#### Written task:
Work out how many lines of the records contain "euros". Answer with the number and nothing else.

━━ Data lines ━━

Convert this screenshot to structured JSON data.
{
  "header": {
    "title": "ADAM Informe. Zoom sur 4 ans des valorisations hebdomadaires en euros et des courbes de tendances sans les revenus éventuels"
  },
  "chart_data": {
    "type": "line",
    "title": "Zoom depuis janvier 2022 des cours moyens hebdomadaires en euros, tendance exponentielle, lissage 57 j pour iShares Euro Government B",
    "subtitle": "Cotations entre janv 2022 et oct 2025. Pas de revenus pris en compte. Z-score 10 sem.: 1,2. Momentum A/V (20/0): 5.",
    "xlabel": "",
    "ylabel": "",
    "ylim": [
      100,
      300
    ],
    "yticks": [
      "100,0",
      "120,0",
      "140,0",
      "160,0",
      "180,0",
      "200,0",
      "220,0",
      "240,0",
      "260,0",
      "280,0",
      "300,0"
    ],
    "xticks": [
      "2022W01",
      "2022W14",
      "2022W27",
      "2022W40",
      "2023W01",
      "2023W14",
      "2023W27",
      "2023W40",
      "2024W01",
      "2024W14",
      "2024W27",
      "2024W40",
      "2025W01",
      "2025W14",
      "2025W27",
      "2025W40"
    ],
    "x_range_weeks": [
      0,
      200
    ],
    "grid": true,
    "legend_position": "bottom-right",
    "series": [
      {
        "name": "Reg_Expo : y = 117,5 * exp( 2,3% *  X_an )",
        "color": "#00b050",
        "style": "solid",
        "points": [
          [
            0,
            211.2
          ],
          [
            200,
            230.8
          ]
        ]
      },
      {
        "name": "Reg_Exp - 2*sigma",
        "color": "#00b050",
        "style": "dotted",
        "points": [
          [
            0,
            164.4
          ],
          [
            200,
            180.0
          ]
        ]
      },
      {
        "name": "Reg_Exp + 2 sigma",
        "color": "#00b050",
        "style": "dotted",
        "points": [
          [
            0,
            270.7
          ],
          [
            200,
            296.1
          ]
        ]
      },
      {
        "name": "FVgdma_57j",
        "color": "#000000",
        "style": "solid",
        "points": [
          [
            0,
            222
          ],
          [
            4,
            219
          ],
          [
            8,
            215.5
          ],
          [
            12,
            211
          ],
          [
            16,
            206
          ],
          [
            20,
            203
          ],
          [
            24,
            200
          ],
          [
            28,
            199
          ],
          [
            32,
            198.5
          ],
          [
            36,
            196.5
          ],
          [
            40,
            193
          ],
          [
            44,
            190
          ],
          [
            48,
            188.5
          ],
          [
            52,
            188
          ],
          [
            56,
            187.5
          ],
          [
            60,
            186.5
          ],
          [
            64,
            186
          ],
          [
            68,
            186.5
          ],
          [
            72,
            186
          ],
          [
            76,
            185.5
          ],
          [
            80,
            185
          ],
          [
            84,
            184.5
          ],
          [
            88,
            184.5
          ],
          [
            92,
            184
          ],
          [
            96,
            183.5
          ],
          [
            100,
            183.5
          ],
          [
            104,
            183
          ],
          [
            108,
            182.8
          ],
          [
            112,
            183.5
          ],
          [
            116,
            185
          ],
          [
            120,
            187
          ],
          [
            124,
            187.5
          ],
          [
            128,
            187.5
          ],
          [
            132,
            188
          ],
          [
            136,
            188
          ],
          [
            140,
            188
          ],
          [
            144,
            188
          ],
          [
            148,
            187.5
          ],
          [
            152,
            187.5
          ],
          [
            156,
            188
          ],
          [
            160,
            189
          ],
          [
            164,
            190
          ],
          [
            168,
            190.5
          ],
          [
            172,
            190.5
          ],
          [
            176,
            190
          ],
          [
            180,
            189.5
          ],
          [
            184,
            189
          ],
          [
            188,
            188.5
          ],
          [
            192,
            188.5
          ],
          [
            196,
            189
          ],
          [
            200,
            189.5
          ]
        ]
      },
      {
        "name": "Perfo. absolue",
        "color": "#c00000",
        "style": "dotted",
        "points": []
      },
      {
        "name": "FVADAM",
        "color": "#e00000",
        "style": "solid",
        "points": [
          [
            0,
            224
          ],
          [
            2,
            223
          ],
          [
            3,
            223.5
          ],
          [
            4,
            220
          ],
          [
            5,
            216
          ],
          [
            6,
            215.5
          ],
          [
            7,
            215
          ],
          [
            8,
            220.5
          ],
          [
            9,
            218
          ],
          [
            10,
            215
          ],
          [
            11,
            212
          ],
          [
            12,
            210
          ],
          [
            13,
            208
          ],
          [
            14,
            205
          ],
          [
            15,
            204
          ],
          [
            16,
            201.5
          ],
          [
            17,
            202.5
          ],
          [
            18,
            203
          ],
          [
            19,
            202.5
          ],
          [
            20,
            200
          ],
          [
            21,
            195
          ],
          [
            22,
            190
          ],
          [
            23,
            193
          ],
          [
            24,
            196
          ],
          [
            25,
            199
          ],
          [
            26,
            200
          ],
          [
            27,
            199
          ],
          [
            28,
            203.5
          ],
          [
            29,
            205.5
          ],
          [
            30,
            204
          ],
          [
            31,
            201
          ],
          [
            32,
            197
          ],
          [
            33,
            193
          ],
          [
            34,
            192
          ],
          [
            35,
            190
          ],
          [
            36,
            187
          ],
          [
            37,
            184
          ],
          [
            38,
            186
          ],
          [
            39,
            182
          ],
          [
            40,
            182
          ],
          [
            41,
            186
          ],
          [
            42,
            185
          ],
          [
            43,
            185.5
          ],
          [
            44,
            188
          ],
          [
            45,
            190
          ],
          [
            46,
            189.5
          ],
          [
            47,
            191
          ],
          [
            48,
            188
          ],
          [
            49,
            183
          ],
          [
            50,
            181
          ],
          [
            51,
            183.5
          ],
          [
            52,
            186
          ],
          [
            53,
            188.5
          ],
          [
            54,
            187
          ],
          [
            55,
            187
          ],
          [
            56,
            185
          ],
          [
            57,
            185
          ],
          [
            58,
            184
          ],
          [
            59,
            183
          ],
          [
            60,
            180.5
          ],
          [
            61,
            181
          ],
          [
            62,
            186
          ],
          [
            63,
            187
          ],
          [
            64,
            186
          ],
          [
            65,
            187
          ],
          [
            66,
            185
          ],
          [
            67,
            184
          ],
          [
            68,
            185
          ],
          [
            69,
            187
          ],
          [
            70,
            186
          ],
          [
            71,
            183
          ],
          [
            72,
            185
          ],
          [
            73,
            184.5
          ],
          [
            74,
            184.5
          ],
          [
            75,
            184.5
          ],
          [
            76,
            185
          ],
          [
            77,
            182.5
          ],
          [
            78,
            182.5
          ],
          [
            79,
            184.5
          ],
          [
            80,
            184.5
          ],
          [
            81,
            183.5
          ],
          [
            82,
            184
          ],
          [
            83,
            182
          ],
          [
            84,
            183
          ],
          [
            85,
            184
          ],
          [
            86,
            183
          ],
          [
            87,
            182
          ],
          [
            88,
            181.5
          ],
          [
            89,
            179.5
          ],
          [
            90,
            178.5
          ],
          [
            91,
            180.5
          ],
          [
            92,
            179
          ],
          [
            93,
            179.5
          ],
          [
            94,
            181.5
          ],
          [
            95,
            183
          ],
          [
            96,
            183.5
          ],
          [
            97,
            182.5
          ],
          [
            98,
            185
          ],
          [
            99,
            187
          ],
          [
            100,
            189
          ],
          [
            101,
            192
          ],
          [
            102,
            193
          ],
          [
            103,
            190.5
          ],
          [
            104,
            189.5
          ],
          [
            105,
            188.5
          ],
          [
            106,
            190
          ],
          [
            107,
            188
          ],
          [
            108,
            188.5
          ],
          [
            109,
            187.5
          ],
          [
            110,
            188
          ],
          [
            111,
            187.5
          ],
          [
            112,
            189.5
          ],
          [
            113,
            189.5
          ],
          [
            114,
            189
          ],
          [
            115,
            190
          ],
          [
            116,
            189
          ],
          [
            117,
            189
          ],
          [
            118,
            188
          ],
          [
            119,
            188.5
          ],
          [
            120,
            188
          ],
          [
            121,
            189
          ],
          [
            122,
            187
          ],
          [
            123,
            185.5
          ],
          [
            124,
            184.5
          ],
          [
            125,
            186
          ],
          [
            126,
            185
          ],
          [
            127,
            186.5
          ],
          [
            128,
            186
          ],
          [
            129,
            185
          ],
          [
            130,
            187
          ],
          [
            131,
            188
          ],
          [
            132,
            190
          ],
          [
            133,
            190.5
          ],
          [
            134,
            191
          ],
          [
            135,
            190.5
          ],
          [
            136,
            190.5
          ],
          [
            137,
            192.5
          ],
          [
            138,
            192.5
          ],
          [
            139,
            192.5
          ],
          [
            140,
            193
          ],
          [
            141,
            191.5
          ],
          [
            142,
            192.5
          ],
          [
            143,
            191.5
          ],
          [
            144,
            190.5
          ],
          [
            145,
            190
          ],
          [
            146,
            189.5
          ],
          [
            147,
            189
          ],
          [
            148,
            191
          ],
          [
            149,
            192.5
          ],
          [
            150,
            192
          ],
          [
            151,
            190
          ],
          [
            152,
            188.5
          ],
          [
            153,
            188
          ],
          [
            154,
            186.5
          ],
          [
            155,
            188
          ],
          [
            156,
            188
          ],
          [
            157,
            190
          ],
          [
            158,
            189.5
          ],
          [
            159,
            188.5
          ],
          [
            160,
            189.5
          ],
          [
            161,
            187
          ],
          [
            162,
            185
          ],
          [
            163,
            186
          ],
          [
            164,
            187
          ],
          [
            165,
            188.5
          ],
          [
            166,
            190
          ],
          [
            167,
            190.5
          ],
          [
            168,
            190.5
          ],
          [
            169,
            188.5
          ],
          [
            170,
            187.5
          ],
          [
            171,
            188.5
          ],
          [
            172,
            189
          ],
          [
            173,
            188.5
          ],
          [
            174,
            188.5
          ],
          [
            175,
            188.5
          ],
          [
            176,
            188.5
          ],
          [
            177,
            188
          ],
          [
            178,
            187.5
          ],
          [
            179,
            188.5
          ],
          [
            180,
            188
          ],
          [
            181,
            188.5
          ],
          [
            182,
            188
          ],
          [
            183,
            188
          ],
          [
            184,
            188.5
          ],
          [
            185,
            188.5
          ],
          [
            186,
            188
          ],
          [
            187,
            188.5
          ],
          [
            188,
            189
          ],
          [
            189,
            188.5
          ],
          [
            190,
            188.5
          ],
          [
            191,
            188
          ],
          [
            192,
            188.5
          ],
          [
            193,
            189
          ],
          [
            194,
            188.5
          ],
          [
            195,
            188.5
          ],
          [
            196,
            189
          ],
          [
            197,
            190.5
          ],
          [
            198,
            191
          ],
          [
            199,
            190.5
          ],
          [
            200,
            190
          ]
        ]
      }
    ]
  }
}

━━━
━━ Data lines ━━

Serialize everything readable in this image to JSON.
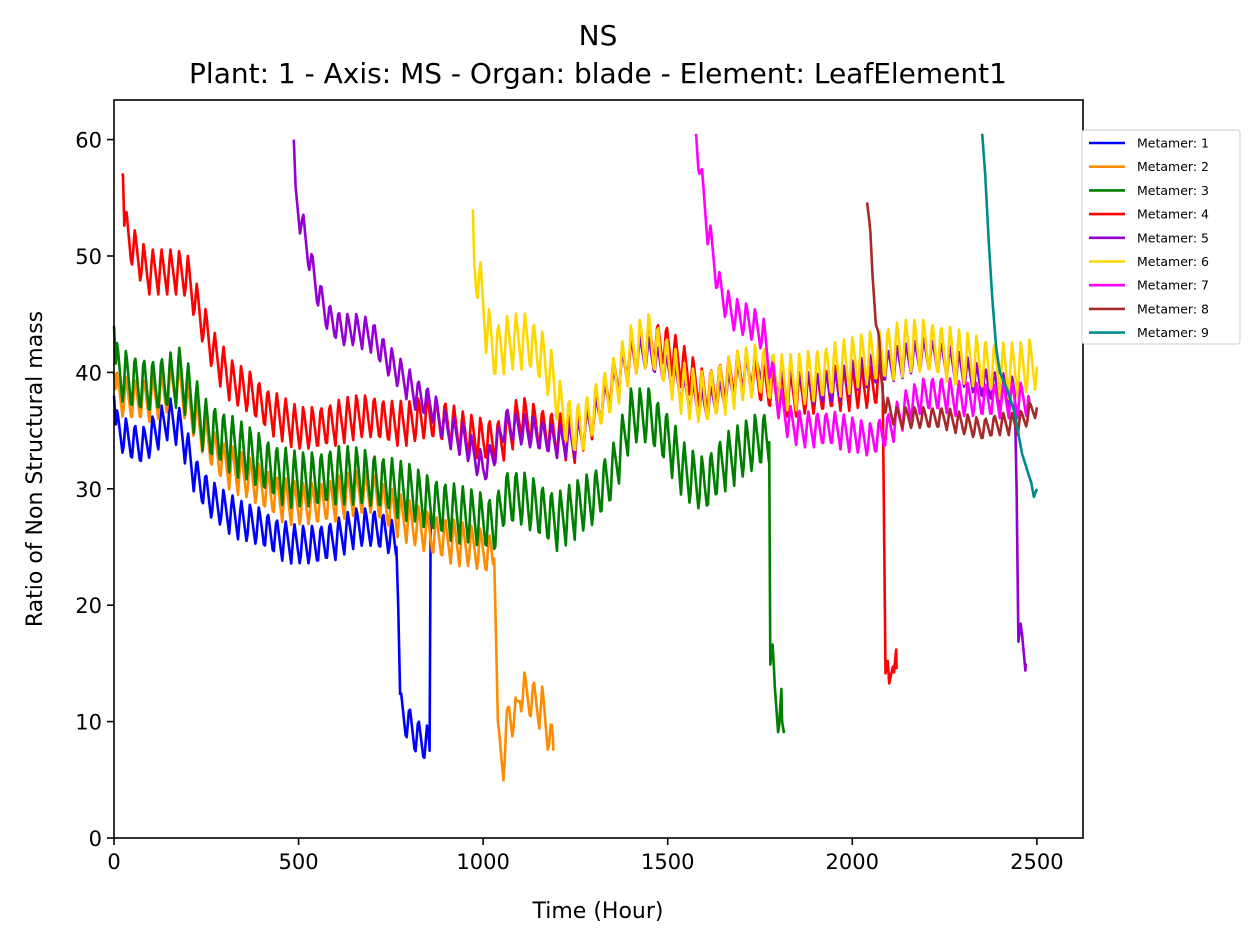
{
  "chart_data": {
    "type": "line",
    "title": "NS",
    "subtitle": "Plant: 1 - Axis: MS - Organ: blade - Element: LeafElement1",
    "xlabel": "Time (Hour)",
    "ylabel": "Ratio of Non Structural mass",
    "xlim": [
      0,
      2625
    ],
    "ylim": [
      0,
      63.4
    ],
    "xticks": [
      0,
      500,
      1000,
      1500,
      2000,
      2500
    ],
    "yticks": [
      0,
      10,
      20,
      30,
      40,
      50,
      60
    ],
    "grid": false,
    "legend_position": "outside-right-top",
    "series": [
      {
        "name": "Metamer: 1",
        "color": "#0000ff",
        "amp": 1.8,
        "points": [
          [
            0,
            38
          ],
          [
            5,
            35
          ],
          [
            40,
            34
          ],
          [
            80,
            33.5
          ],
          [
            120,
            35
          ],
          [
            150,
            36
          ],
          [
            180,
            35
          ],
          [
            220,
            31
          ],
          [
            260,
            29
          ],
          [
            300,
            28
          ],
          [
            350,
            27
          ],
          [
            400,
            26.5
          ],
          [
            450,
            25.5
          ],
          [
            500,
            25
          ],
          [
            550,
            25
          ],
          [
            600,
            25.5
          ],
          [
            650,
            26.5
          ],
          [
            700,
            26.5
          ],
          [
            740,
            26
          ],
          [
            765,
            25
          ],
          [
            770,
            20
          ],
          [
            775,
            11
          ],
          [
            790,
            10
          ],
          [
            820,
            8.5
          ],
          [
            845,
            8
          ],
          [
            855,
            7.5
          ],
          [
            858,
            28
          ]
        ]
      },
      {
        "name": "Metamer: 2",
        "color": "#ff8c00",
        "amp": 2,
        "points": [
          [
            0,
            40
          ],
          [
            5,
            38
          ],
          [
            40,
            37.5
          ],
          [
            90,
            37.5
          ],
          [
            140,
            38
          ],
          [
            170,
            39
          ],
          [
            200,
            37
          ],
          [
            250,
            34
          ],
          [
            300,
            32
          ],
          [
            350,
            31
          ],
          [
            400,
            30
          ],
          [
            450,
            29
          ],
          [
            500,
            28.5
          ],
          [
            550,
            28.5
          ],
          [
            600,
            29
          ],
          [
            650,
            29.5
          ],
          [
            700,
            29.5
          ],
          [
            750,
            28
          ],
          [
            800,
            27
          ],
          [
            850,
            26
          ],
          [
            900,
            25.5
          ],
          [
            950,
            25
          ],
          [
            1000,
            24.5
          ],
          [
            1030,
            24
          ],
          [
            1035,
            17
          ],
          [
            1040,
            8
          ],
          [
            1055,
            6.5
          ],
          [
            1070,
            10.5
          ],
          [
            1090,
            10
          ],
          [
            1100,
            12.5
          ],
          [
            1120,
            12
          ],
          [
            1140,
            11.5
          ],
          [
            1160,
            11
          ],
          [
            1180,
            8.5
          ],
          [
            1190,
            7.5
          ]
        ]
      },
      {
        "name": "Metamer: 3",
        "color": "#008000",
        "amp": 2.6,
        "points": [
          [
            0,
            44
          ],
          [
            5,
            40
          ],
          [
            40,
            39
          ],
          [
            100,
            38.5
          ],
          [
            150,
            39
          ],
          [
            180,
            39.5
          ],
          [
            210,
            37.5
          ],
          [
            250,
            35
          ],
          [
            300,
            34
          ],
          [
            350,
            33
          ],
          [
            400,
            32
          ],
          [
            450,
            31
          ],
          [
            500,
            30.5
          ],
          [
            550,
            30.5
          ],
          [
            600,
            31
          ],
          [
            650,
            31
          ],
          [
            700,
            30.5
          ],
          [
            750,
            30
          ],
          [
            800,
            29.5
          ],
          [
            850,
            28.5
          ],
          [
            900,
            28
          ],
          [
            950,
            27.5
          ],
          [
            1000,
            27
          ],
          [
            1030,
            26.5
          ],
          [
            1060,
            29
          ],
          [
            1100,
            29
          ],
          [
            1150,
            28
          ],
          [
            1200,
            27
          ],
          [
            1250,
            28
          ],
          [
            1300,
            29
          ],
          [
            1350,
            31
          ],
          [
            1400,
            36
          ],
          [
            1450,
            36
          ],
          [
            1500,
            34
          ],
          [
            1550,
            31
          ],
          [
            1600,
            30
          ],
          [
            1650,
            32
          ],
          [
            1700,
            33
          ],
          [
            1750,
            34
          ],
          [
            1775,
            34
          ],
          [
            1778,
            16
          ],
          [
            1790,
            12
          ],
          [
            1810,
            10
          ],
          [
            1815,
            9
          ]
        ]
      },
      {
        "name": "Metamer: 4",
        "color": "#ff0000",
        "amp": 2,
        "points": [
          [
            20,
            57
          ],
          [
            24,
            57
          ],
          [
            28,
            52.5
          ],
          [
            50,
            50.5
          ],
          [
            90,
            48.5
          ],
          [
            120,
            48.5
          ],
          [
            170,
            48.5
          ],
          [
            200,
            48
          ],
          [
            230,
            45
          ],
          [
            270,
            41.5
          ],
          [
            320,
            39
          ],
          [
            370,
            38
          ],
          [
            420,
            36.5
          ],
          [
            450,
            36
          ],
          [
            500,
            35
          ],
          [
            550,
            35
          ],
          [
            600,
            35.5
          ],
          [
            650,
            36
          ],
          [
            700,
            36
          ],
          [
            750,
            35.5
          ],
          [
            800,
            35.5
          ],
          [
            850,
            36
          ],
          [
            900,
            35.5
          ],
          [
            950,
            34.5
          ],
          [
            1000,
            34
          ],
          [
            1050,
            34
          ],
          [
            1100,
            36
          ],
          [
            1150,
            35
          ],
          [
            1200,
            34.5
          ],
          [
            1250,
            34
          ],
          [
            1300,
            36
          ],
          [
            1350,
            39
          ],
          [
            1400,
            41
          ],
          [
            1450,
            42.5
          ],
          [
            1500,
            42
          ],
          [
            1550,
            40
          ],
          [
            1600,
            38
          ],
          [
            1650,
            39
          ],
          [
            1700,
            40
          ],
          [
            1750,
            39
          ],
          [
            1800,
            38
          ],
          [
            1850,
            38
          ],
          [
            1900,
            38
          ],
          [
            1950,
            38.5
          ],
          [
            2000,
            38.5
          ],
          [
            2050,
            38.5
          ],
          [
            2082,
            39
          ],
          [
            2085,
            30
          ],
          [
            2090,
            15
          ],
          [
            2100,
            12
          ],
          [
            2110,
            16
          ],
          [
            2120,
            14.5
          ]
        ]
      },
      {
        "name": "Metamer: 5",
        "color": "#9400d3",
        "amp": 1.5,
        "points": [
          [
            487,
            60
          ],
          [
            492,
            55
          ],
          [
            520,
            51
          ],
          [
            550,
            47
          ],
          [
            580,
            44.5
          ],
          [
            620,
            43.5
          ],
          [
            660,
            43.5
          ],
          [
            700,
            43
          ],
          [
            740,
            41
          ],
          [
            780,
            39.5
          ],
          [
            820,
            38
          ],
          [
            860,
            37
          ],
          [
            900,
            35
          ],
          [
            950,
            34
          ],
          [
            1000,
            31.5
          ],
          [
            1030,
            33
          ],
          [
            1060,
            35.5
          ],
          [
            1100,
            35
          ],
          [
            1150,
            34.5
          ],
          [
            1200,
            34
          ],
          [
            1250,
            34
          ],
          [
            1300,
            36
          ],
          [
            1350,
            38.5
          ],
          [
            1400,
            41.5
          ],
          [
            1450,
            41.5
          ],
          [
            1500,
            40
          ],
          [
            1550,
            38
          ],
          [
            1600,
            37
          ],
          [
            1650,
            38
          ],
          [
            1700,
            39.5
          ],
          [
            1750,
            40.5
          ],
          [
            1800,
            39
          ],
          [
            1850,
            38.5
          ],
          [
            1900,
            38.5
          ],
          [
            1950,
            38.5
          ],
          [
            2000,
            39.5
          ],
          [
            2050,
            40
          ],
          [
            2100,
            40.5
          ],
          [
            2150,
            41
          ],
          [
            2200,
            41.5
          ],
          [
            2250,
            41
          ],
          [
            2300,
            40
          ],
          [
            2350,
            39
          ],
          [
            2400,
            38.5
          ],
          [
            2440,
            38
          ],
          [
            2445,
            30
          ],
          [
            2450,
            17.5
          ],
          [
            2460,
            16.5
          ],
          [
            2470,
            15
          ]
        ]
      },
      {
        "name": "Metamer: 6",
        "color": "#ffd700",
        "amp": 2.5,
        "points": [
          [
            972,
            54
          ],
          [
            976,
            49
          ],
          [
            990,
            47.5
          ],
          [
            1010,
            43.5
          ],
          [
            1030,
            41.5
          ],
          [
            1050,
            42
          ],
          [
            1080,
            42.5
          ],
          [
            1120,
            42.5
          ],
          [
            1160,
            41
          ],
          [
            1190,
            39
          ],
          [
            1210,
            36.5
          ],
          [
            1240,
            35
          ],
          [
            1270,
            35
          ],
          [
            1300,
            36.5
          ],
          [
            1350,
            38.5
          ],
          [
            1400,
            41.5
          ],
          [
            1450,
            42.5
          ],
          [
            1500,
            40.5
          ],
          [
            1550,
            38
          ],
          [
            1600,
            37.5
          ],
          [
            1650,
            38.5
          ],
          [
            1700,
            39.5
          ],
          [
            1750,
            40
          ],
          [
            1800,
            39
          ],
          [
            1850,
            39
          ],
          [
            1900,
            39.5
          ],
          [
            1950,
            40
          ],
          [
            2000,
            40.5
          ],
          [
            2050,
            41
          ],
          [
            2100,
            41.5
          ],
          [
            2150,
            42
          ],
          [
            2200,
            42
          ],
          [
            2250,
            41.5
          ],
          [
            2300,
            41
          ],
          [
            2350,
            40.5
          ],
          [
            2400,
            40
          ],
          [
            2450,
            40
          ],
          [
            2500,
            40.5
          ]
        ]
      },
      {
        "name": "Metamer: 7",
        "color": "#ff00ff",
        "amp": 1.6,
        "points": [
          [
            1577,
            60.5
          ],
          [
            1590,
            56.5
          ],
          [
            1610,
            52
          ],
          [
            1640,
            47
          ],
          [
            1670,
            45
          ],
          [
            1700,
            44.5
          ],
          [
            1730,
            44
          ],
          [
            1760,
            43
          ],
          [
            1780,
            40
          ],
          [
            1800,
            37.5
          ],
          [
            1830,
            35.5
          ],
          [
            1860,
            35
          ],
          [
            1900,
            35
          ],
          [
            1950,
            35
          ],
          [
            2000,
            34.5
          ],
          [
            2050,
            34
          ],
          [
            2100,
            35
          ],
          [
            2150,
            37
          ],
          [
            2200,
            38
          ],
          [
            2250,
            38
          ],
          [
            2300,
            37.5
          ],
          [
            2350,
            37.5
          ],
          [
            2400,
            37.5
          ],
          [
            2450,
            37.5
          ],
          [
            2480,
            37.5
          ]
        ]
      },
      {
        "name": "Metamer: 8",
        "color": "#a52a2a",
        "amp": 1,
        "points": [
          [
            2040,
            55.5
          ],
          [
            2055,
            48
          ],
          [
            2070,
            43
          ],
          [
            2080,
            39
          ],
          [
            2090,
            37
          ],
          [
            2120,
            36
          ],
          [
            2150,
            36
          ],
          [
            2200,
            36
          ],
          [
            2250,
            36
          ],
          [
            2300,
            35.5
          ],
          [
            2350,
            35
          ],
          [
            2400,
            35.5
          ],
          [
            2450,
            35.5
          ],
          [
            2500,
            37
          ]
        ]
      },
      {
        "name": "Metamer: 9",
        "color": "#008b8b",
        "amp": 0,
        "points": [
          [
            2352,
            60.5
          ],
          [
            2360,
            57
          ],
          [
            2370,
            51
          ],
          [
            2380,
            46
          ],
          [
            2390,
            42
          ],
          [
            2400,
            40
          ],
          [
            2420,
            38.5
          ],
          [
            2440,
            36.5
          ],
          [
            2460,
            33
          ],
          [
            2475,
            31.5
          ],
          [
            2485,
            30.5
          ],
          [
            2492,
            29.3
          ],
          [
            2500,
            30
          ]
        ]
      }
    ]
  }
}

━━━

#### Completed exercise:
2